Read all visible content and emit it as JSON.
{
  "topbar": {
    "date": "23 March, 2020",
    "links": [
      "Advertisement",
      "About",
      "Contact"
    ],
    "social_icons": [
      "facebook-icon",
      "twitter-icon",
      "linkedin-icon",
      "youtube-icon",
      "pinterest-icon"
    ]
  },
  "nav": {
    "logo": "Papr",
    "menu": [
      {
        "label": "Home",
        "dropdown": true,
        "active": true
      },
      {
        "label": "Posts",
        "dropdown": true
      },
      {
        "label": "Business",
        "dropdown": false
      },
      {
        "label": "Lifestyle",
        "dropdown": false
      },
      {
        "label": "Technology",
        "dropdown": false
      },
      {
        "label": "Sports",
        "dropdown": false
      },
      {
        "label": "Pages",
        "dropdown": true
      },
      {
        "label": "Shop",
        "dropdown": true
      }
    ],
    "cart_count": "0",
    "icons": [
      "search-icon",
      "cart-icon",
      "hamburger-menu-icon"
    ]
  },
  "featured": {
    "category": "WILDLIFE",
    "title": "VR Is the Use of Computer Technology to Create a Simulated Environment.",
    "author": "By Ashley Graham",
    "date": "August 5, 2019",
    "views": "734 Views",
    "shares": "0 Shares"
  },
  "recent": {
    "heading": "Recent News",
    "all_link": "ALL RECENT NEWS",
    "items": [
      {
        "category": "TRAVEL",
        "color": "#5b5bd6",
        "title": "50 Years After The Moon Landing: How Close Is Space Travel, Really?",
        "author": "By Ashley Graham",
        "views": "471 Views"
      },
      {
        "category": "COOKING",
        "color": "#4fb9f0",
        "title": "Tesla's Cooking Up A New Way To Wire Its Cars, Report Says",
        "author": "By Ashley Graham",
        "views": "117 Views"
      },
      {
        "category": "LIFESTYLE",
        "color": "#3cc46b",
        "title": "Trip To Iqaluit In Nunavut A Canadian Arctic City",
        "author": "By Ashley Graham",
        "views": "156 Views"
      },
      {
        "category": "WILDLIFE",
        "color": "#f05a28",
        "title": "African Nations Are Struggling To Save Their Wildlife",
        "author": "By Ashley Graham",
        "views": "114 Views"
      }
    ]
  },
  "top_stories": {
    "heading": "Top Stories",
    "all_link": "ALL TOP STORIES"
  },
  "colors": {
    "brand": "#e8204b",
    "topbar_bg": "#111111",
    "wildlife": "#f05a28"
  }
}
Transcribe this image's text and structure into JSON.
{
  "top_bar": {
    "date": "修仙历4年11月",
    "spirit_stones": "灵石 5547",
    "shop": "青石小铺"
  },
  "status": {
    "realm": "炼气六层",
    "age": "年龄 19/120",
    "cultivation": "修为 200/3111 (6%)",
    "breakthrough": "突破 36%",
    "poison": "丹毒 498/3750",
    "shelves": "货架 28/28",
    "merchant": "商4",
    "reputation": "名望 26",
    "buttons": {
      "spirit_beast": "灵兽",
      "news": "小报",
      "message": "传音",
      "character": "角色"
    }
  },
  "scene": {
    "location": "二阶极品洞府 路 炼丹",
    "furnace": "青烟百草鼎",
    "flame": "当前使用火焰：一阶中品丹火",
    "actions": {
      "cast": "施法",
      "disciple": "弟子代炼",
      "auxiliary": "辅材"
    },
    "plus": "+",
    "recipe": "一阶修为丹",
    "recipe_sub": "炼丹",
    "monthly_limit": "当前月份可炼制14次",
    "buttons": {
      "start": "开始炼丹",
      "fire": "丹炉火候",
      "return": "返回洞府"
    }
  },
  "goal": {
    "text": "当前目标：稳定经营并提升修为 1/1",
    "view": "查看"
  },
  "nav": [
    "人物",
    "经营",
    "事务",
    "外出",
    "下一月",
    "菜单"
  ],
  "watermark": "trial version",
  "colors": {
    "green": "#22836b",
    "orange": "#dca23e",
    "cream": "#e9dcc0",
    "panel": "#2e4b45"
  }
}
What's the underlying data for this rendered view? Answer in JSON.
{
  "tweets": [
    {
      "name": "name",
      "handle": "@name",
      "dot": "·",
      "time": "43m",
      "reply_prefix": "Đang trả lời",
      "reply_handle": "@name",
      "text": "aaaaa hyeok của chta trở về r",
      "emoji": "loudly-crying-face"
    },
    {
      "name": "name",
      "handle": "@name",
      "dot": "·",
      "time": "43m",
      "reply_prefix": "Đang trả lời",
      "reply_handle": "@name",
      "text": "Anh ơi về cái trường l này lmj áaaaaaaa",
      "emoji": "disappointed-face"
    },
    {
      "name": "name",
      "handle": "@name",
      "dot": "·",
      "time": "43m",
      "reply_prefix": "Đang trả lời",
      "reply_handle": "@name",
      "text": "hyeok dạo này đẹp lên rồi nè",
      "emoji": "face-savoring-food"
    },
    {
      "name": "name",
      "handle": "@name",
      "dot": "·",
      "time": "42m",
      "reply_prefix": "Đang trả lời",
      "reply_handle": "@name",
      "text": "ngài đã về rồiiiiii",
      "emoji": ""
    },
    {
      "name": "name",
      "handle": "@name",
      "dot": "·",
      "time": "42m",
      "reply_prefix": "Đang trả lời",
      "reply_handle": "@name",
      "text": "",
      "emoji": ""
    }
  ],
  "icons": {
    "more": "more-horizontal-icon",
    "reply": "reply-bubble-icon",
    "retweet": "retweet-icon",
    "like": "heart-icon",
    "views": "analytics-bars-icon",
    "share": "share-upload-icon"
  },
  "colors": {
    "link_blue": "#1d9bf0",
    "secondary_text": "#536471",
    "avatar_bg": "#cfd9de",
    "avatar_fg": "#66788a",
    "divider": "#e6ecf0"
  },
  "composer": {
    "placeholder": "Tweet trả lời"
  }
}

-----

Repeat the listing exactly, from its first line to its last.

Completed task:
Read all visible content and emit it as JSON.
{
  "topbar": {
    "date": "23 March, 2020",
    "links": [
      "Advertisement",
      "About",
      "Contact"
    ],
    "social_icons": [
      "facebook-icon",
      "twitter-icon",
      "linkedin-icon",
      "youtube-icon",
      "pinterest-icon"
    ]
  },
  "nav": {
    "logo": "Papr",
    "menu": [
      {
        "label": "Home",
        "dropdown": true,
        "active": true
      },
      {
        "label": "Posts",
        "dropdown": true
      },
      {
        "label": "Business",
        "dropdown": false
      },
      {
        "label": "Lifestyle",
        "dropdown": false
      },
      {
        "label": "Technology",
        "dropdown": false
      },
      {
        "label": "Sports",
        "dropdown": false
      },
      {
        "label": "Pages",
        "dropdown": true
      },
      {
        "label": "Shop",
        "dropdown": true
      }
    ],
    "cart_count": "0",
    "icons": [
      "search-icon",
      "cart-icon",
      "hamburger-menu-icon"
    ]
  },
  "featured": {
    "category": "WILDLIFE",
    "title": "VR Is the Use of Computer Technology to Create a Simulated Environment.",
    "author": "By Ashley Graham",
    "date": "August 5, 2019",
    "views": "734 Views",
    "shares": "0 Shares"
  },
  "recent": {
    "heading": "Recent News",
    "all_link": "ALL RECENT NEWS",
    "items": [
      {
        "category": "TRAVEL",
        "color": "#5b5bd6",
        "title": "50 Years After The Moon Landing: How Close Is Space Travel, Really?",
        "author": "By Ashley Graham",
        "views": "471 Views"
      },
      {
        "category": "COOKING",
        "color": "#4fb9f0",
        "title": "Tesla's Cooking Up A New Way To Wire Its Cars, Report Says",
        "author": "By Ashley Graham",
        "views": "117 Views"
      },
      {
        "category": "LIFESTYLE",
        "color": "#3cc46b",
        "title": "Trip To Iqaluit In Nunavut A Canadian Arctic City",
        "author": "By Ashley Graham",
        "views": "156 Views"
      },
      {
        "category": "WILDLIFE",
        "color": "#f05a28",
        "title": "African Nations Are Struggling To Save Their Wildlife",
        "author": "By Ashley Graham",
        "views": "114 Views"
      }
    ]
  },
  "top_stories": {
    "heading": "Top Stories",
    "all_link": "ALL TOP STORIES"
  },
  "colors": {
    "brand": "#e8204b",
    "topbar_bg": "#111111",
    "wildlife": "#f05a28"
  }
}
Transcribe this image's text and structure into JSON.
{
  "top_bar": {
    "date": "修仙历4年11月",
    "spirit_stones": "灵石 5547",
    "shop": "青石小铺"
  },
  "status": {
    "realm": "炼气六层",
    "age": "年龄 19/120",
    "cultivation": "修为 200/3111 (6%)",
    "breakthrough": "突破 36%",
    "poison": "丹毒 498/3750",
    "shelves": "货架 28/28",
    "merchant": "商4",
    "reputation": "名望 26",
    "buttons": {
      "spirit_beast": "灵兽",
      "news": "小报",
      "message": "传音",
      "character": "角色"
    }
  },
  "scene": {
    "location": "二阶极品洞府 路 炼丹",
    "furnace": "青烟百草鼎",
    "flame": "当前使用火焰：一阶中品丹火",
    "actions": {
      "cast": "施法",
      "disciple": "弟子代炼",
      "auxiliary": "辅材"
    },
    "plus": "+",
    "recipe": "一阶修为丹",
    "recipe_sub": "炼丹",
    "monthly_limit": "当前月份可炼制14次",
    "buttons": {
      "start": "开始炼丹",
      "fire": "丹炉火候",
      "return": "返回洞府"
    }
  },
  "goal": {
    "text": "当前目标：稳定经营并提升修为 1/1",
    "view": "查看"
  },
  "nav": [
    "人物",
    "经营",
    "事务",
    "外出",
    "下一月",
    "菜单"
  ],
  "watermark": "trial version",
  "colors": {
    "green": "#22836b",
    "orange": "#dca23e",
    "cream": "#e9dcc0",
    "panel": "#2e4b45"
  }
}
What's the underlying data for this rendered view? Answer in JSON.
{
  "tweets": [
    {
      "name": "name",
      "handle": "@name",
      "dot": "·",
      "time": "43m",
      "reply_prefix": "Đang trả lời",
      "reply_handle": "@name",
      "text": "aaaaa hyeok của chta trở về r",
      "emoji": "loudly-crying-face"
    },
    {
      "name": "name",
      "handle": "@name",
      "dot": "·",
      "time": "43m",
      "reply_prefix": "Đang trả lời",
      "reply_handle": "@name",
      "text": "Anh ơi về cái trường l này lmj áaaaaaaa",
      "emoji": "disappointed-face"
    },
    {
      "name": "name",
      "handle": "@name",
      "dot": "·",
      "time": "43m",
      "reply_prefix": "Đang trả lời",
      "reply_handle": "@name",
      "text": "hyeok dạo này đẹp lên rồi nè",
      "emoji": "face-savoring-food"
    },
    {
      "name": "name",
      "handle": "@name",
      "dot": "·",
      "time": "42m",
      "reply_prefix": "Đang trả lời",
      "reply_handle": "@name",
      "text": "ngài đã về rồiiiiii",
      "emoji": ""
    },
    {
      "name": "name",
      "handle": "@name",
      "dot": "·",
      "time": "42m",
      "reply_prefix": "Đang trả lời",
      "reply_handle": "@name",
      "text": "",
      "emoji": ""
    }
  ],
  "icons": {
    "more": "more-horizontal-icon",
    "reply": "reply-bubble-icon",
    "retweet": "retweet-icon",
    "like": "heart-icon",
    "views": "analytics-bars-icon",
    "share": "share-upload-icon"
  },
  "colors": {
    "link_blue": "#1d9bf0",
    "secondary_text": "#536471",
    "avatar_bg": "#cfd9de",
    "avatar_fg": "#66788a",
    "divider": "#e6ecf0"
  },
  "composer": {
    "placeholder": "Tweet trả lời"
  }
}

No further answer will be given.